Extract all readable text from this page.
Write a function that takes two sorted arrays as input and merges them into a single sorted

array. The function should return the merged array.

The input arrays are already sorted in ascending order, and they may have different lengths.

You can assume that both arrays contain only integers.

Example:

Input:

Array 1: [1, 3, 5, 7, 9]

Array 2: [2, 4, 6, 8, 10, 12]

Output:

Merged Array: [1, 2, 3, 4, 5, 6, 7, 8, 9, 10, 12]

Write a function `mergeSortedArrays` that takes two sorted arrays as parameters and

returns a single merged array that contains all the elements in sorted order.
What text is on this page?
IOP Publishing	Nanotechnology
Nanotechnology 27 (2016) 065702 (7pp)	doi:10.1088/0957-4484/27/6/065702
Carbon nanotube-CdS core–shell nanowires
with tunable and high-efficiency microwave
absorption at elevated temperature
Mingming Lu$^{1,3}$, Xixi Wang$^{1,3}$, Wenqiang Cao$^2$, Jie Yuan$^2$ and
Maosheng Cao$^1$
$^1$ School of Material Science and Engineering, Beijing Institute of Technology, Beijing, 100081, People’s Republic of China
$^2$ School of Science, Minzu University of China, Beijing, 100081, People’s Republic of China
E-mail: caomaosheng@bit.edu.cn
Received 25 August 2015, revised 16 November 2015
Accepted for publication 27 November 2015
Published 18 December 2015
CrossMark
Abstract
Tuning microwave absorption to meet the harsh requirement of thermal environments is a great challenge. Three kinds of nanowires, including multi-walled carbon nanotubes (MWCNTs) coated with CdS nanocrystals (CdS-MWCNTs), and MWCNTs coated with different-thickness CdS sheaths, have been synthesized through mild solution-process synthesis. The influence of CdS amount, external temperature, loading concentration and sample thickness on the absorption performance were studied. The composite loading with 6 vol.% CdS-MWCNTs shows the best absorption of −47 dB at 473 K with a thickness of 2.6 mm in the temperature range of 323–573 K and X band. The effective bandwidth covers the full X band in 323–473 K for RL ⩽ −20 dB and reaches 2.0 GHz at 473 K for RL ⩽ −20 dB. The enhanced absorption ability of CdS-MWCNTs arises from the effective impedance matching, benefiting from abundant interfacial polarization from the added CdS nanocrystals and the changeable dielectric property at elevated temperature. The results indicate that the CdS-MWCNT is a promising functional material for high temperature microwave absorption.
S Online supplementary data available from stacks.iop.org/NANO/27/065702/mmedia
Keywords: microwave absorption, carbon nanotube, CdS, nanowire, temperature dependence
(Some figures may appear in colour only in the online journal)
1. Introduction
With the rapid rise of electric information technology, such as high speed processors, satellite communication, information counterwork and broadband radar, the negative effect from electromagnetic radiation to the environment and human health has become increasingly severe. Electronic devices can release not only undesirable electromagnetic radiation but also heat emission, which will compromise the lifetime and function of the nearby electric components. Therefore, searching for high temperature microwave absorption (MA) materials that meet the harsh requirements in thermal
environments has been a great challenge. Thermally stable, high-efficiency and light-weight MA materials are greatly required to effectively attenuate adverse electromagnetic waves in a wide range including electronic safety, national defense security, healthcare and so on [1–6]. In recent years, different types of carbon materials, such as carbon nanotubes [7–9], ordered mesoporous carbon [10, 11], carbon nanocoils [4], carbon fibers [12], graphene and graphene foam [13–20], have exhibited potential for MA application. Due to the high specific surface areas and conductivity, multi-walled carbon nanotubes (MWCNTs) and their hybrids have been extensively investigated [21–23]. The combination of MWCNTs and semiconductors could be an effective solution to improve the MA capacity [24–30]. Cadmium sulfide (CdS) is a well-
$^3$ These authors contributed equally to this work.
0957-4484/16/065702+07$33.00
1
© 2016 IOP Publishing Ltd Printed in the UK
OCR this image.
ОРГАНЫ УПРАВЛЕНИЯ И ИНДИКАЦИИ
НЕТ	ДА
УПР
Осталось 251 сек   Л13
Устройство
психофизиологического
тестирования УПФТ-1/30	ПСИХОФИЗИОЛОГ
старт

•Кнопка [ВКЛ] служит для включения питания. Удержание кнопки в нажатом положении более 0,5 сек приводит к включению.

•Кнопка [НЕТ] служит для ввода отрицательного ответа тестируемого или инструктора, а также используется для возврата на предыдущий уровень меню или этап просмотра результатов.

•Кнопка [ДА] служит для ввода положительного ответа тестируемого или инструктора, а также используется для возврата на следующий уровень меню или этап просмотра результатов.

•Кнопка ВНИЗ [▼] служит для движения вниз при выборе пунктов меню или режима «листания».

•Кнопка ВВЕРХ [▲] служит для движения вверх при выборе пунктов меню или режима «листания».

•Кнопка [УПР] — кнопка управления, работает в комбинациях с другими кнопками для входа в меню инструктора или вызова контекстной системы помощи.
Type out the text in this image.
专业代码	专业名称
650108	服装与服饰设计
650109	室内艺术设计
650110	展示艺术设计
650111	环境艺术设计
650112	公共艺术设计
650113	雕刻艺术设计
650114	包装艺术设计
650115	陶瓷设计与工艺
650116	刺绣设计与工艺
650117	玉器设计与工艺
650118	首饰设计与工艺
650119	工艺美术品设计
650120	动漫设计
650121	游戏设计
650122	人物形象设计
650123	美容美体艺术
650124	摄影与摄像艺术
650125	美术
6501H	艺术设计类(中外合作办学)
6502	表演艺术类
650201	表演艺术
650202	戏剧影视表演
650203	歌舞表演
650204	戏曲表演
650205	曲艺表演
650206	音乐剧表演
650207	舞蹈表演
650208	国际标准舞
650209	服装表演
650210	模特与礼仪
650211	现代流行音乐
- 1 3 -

**Exercise prompt:** Select every line above that contains the word "просмотра", and copy it.

**Answer to this task:**
•Кнопка [НЕТ] служит для ввода отрицательного ответа тестируемого или инструктора, а также используется для возврата на предыдущий уровень меню или этап просмотра результатов.
•Кнопка [ДА] служит для ввода положительного ответа тестируемого или инструктора, а также используется для возврата на следующий уровень меню или этап просмотра результатов.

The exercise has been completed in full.